╭─ Source material

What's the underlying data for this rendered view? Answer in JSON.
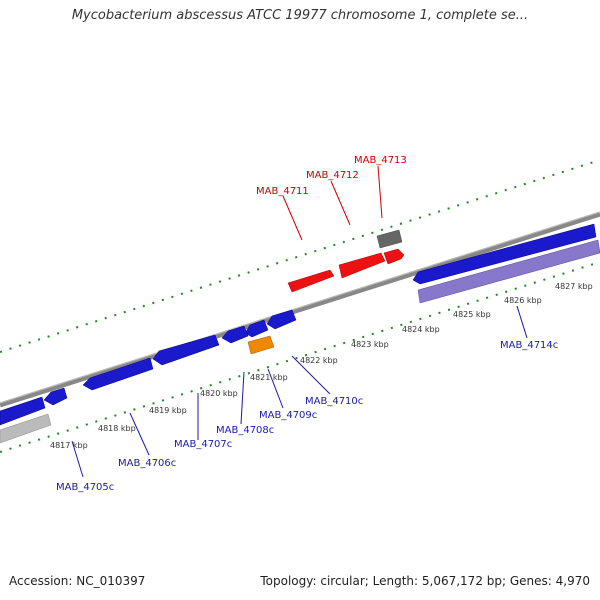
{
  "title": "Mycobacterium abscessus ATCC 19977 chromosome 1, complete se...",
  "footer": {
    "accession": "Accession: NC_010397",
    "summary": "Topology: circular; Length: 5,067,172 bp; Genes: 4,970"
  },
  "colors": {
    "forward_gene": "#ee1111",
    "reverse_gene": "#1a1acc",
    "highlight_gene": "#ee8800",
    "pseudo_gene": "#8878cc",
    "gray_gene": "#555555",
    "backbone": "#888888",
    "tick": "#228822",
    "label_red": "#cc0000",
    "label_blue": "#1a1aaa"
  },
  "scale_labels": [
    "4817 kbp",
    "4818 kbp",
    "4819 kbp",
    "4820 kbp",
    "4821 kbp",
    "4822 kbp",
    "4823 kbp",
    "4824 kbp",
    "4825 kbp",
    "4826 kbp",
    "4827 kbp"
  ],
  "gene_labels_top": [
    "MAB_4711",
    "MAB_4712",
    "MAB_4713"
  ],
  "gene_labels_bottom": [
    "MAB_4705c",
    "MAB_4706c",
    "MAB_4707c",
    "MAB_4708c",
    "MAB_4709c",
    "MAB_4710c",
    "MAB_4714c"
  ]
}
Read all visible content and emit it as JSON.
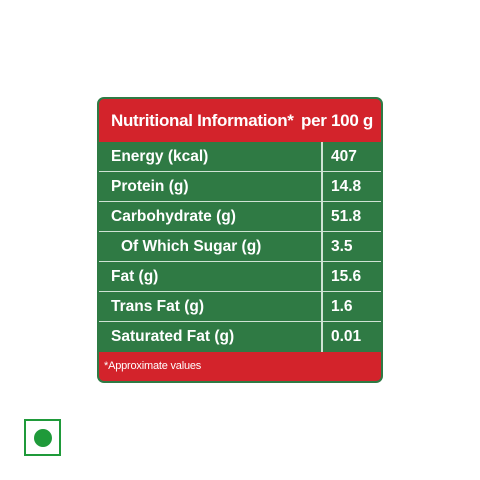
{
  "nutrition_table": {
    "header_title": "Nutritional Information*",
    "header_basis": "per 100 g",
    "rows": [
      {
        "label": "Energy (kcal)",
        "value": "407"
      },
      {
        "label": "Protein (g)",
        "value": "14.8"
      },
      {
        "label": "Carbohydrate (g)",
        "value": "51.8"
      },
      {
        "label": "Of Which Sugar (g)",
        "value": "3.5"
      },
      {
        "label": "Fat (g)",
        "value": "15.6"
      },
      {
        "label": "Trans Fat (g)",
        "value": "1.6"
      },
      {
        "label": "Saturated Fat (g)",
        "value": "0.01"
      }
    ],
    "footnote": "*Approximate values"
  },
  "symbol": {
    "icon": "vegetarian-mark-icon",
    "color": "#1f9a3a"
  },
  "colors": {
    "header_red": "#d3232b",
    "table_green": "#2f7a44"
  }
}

╰─

**Task item**. Copy exactly, with no pictures, the lines from the line containing "Read all visible content and emit it as JSON." through the last line of the records above.

**Answer to this exercise**.
Read all visible content and emit it as JSON.
{
  "nutrition_table": {
    "header_title": "Nutritional Information*",
    "header_basis": "per 100 g",
    "rows": [
      {
        "label": "Energy (kcal)",
        "value": "407"
      },
      {
        "label": "Protein (g)",
        "value": "14.8"
      },
      {
        "label": "Carbohydrate (g)",
        "value": "51.8"
      },
      {
        "label": "Of Which Sugar (g)",
        "value": "3.5"
      },
      {
        "label": "Fat (g)",
        "value": "15.6"
      },
      {
        "label": "Trans Fat (g)",
        "value": "1.6"
      },
      {
        "label": "Saturated Fat (g)",
        "value": "0.01"
      }
    ],
    "footnote": "*Approximate values"
  },
  "symbol": {
    "icon": "vegetarian-mark-icon",
    "color": "#1f9a3a"
  },
  "colors": {
    "header_red": "#d3232b",
    "table_green": "#2f7a44"
  }
}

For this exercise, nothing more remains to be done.